▶ **Extrait de page**
........
Sur ce qu’un pourcentage de similitude mesure réellement, voir le taux de plagiat acceptable. Notre analyse IAest gratuite jusqu’à 1 500 mots, sans compte et sans nom ; nos taux d’erreur publiés sont mesurés sur des corpus anglais et allemands, pas français.
Sources
- Université Paris 1 Panthéon-Sorbonne : L’IA et moi à l’université — page de conseils, sans date d’adoption ni organe adoptant cité.
- Université Paris 1 Panthéon-Sorbonne : FAQ : l’IA et moi à l’université Paris 1 Panthéon-Sorbonne — 8 pages, sans date imprimée ni organe adoptant ; le nom de fichier indique mars 2024.
- Université Paris 1 Panthéon-Sorbonne : Règlement intérieur — version du 1er janvier 2023.
- Université Paris 1 Panthéon-Sorbonne : Référents et comité d’éthique — référent intégrité scientifique nommé par arrêté n° 2026-1178.
- Légifrance : Article R811-13-1 du Code de l’éducation — en vigueur depuis le 31 janvier 2026 (anciennement R811-36).
Cette page est une orientation, pas un conseil juridique. Seuls le règlement de votre établissement et les consignes de votre épreuve vous engagent.
Questions fréquentes
Peut-on utiliser ChatGPT pour un devoir à Paris 1 ?
Les deux textes publics de Paris 1 ne disent pas exactement la même chose. La page « L'IA et moi à l'université » pose un principe permissif — « Oui, je peux utiliser les outils conversationnels propulsés par l'IA dans un cadre académique mais je fais attention à bien les utiliser » — assorti d'une obligation de déclarer. La FAQ, elle, conditionne l'usage à l'autorisation de l'enseignant : « quand elle est autorisée par l'enseignant et quand elle est pertinente sur votre type d'exercice ». En pratique, demandez la consigne écrite de l'épreuve et déclarez votre usage.
Utiliser ChatGPT comme correcteur orthographique est-il autorisé à Paris 1 ?
........
▶ **Questions à traiter**
**A)** Traduisez en anglais cette phrase de l'extrait de page : « Seuls le règlement de votre établissement et les consignes de votre épreuve vous engagent. »
**B)** Poursuivez le texte sur l'usage de l'IA à l'université Paris 1 à partir de sa dernière phrase.

[Données de segmentation de la page]
........
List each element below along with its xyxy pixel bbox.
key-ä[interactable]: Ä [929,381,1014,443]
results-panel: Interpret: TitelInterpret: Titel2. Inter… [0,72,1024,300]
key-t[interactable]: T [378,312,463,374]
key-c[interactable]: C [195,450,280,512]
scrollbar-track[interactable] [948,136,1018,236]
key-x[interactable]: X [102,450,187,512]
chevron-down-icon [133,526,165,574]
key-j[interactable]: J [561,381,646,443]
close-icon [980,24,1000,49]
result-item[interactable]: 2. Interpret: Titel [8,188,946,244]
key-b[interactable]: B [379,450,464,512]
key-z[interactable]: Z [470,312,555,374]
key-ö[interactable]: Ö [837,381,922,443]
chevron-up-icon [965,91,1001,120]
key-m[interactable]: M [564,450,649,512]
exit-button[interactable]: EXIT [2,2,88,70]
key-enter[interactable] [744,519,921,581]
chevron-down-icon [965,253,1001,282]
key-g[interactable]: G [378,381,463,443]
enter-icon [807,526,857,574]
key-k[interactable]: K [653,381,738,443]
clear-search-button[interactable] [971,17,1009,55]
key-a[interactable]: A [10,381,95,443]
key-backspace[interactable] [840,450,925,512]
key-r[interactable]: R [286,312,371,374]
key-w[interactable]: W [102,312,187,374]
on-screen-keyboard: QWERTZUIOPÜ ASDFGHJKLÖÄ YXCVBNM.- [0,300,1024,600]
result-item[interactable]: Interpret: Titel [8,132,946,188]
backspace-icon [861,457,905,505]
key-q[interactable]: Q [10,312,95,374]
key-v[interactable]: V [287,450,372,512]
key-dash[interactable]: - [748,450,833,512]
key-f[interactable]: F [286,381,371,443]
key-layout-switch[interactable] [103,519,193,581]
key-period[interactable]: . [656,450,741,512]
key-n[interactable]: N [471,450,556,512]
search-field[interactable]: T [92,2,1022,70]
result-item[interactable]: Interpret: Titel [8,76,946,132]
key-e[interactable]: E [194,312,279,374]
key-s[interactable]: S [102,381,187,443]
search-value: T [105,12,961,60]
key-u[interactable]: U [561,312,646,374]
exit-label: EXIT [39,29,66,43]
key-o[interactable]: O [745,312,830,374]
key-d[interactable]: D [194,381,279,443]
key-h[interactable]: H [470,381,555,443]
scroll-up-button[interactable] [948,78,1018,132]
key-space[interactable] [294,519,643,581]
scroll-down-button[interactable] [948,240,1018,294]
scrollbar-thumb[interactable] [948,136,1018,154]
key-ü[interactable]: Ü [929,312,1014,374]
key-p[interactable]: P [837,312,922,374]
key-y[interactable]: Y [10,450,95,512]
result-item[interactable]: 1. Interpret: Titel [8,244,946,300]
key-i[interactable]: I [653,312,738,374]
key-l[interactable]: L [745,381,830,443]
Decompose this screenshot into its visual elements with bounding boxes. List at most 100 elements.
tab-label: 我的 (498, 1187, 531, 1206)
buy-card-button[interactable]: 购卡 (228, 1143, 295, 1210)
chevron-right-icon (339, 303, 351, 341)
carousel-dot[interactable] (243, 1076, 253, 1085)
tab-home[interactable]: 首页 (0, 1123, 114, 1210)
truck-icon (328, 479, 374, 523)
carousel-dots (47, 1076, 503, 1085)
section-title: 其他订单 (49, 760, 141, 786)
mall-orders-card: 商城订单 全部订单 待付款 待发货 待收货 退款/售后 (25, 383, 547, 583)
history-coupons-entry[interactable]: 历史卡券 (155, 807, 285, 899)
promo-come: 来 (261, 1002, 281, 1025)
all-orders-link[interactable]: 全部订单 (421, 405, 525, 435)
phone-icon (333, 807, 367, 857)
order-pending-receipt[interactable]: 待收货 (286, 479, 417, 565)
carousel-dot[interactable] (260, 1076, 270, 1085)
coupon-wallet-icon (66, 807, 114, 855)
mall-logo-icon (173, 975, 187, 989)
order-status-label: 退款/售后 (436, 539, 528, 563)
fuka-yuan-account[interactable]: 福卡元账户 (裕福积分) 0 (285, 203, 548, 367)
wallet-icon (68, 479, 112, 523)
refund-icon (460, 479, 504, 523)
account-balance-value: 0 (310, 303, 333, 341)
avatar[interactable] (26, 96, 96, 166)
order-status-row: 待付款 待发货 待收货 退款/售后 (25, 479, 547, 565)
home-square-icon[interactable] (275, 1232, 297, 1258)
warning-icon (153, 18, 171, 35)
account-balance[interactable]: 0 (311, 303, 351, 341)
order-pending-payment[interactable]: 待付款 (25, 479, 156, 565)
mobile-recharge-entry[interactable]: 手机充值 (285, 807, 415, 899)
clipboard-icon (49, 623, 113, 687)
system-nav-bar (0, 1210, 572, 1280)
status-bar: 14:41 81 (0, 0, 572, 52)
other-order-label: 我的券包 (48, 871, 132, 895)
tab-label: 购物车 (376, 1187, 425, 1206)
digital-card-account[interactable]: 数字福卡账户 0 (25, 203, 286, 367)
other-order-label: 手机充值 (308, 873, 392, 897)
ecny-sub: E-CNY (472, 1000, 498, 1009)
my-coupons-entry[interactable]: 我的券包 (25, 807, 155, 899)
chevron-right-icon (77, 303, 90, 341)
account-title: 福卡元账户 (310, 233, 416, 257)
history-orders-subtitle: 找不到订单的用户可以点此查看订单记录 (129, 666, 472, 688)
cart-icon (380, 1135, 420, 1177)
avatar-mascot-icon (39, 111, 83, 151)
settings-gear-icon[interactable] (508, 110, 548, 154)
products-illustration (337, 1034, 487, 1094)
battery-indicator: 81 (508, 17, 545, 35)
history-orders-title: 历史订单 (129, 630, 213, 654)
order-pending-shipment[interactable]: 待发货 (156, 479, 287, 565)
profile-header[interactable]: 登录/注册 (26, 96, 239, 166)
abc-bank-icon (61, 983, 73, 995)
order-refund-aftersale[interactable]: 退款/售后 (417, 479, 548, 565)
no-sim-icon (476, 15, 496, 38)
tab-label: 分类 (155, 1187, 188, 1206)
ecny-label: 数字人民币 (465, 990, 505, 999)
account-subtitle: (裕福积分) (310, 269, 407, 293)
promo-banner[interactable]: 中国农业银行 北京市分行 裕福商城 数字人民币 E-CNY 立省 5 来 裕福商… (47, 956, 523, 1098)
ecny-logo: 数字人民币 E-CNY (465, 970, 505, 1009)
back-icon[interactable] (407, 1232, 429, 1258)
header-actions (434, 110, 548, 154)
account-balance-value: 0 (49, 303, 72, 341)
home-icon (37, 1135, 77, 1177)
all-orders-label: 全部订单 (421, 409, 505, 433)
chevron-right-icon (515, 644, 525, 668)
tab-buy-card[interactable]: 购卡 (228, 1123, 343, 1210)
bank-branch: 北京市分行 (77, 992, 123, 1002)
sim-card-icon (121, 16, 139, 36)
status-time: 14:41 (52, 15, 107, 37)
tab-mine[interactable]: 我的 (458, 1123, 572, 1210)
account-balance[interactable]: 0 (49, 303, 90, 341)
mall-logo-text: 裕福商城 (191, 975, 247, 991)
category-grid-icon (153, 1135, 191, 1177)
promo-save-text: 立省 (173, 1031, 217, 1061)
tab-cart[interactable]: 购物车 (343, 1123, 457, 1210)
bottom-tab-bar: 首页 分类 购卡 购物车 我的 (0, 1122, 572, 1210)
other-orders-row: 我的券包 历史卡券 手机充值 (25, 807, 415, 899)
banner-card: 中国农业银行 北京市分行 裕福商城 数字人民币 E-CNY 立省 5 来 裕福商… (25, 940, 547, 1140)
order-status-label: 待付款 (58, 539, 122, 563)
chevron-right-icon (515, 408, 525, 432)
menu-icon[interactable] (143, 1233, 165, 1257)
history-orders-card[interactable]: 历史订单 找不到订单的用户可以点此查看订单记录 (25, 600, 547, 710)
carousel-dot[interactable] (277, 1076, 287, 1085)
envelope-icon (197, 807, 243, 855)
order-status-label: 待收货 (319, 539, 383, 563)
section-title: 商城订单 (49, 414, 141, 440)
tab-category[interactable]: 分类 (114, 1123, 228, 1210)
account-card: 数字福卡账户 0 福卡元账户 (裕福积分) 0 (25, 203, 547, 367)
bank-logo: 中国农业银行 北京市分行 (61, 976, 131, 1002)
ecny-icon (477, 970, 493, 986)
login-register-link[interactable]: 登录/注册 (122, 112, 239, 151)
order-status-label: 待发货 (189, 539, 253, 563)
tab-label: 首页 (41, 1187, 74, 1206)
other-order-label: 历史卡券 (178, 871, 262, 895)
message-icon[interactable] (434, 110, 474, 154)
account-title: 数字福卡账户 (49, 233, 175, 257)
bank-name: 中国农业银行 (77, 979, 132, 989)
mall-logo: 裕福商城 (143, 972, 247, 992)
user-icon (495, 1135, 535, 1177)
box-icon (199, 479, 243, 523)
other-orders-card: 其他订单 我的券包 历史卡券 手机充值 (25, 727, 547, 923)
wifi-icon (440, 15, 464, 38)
........
▶ **Résultats de l'exercice**
**A)** Only your institution's regulations and the instructions for your exam are binding on you.

**B)**
Non, selon la FAQ de l'université, et c'est une position plus stricte que la moyenne. Le texte est explicite : « l'utilisation de ChatGPT comme simple correcteur orthographique est de la fraude : le correcteur orthographique de Word vous demande de faire un choix sur les éléments surlignés, mais ChatGPT automatise le processus en ne vous sollicitant pas ». Le critère retenu est donc l'automatisation sans arbitrage de votre part, pas la nature de la correction.
Quel logiciel anti-plagiat utilise Paris 1 Panthéon-Sorbonne ?
Aucun n'est nommé dans les textes publics de l'université : ni Compilatio, ni Turnitin, ni Ouriginal. Le règlement intérieur ne contient pas non plus le mot « plagiat ». Cela ne signifie pas qu'aucun outil n'est utilisé — cela signifie que rien n'est publié à ce sujet, et donc que personne ne peut vous dire de l'extérieur si vos travaux sont vérifiés, ni comment.
Paris 1 a-t-elle une charte sur l'intelligence artificielle ?
Pas au sens d'un texte adopté. Ce que Paris 1 publie est une page de conseils et une FAQ en PDF, présentées par l'université elle-même comme « un certain nombre de lignes de conduite ». Ni l'une ni l'autre ne porte de date d'adoption ni de conseil approbateur. Une charte d'éthique, de déontologie et d'intégrité scientifique figure par ailleurs parmi les missions du comité d'éthique — c'est-à-dire comme une tâche à accomplir, pas comme un texte en vigueur.